**Direction:** Leave out the pictures and repeat the rest of the material exactly.
START
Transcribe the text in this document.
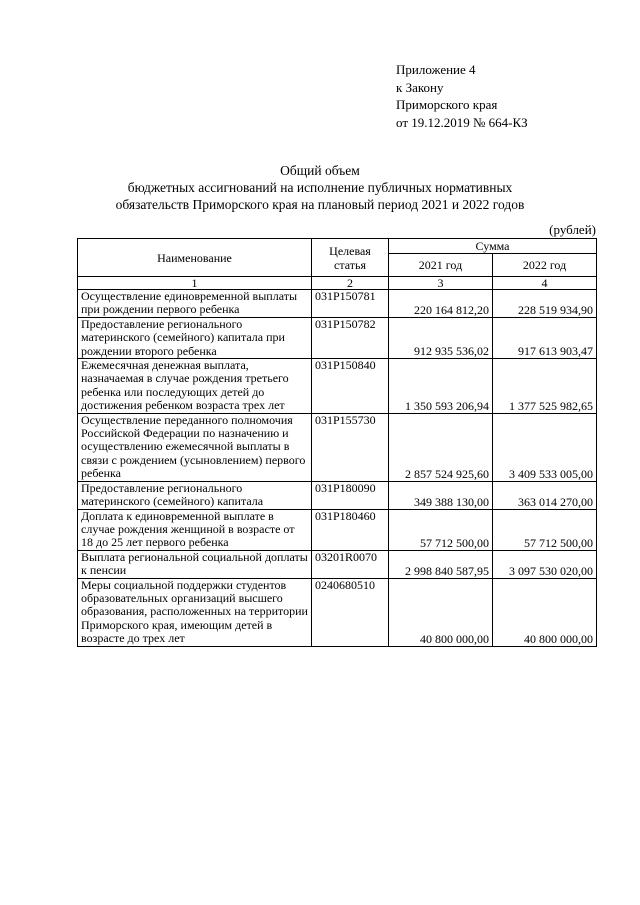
Приложение 4
к Закону
Приморского края
от 19.12.2019 № 664-КЗ
Общий объем
бюджетных ассигнований на исполнение публичных нормативных
обязательств Приморского края на плановый период 2021 и 2022 годов
(рублей)
Наименование	Целевая статья	Сумма	
		2021 год	2022 год
1	2	3	4
Осуществление единовременной выплаты при рождении первого ребенка	031P150781	220 164 812,20	228 519 934,90
Предоставление регионального материнского (семейного) капитала при рождении второго ребенка	031P150782	912 935 536,02	917 613 903,47
Ежемесячная денежная выплата, назначаемая в случае рождения третьего ребенка или последующих детей до достижения ребенком возраста трех лет	031P150840	1 350 593 206,94	1 377 525 982,65
Осуществление переданного полномочия Российской Федерации по назначению и осуществлению ежемесячной выплаты в связи с рождением (усыновлением) первого ребенка	031P155730	2 857 524 925,60	3 409 533 005,00
Предоставление регионального материнского (семейного) капитала	031P180090	349 388 130,00	363 014 270,00
Доплата к единовременной выплате в случае рождения женщиной в возрасте от 18 до 25 лет первого ребенка	031P180460	57 712 500,00	57 712 500,00
Выплата региональной социальной доплаты к пенсии	03201R0070	2 998 840 587,95	3 097 530 020,00
Меры социальной поддержки студентов образовательных организаций высшего образования, расположенных на территории Приморского края, имеющим детей в возрасте до трех лет	0240680510	40 800 000,00	40 800 000,00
END
**The answer:**
Transcribe the text in this document.
Приложение 4
к Закону
Приморского края
от 19.12.2019 № 664-КЗ
Общий объем
бюджетных ассигнований на исполнение публичных нормативных
обязательств Приморского края на плановый период 2021 и 2022 годов
(рублей)
Наименование	Целевая статья	Сумма	
		2021 год	2022 год
1	2	3	4
Осуществление единовременной выплаты при рождении первого ребенка	031P150781	220 164 812,20	228 519 934,90
Предоставление регионального материнского (семейного) капитала при рождении второго ребенка	031P150782	912 935 536,02	917 613 903,47
Ежемесячная денежная выплата, назначаемая в случае рождения третьего ребенка или последующих детей до достижения ребенком возраста трех лет	031P150840	1 350 593 206,94	1 377 525 982,65
Осуществление переданного полномочия Российской Федерации по назначению и осуществлению ежемесячной выплаты в связи с рождением (усыновлением) первого ребенка	031P155730	2 857 524 925,60	3 409 533 005,00
Предоставление регионального материнского (семейного) капитала	031P180090	349 388 130,00	363 014 270,00
Доплата к единовременной выплате в случае рождения женщиной в возрасте от 18 до 25 лет первого ребенка	031P180460	57 712 500,00	57 712 500,00
Выплата региональной социальной доплаты к пенсии	03201R0070	2 998 840 587,95	3 097 530 020,00
Меры социальной поддержки студентов образовательных организаций высшего образования, расположенных на территории Приморского края, имеющим детей в возрасте до трех лет	0240680510	40 800 000,00	40 800 000,00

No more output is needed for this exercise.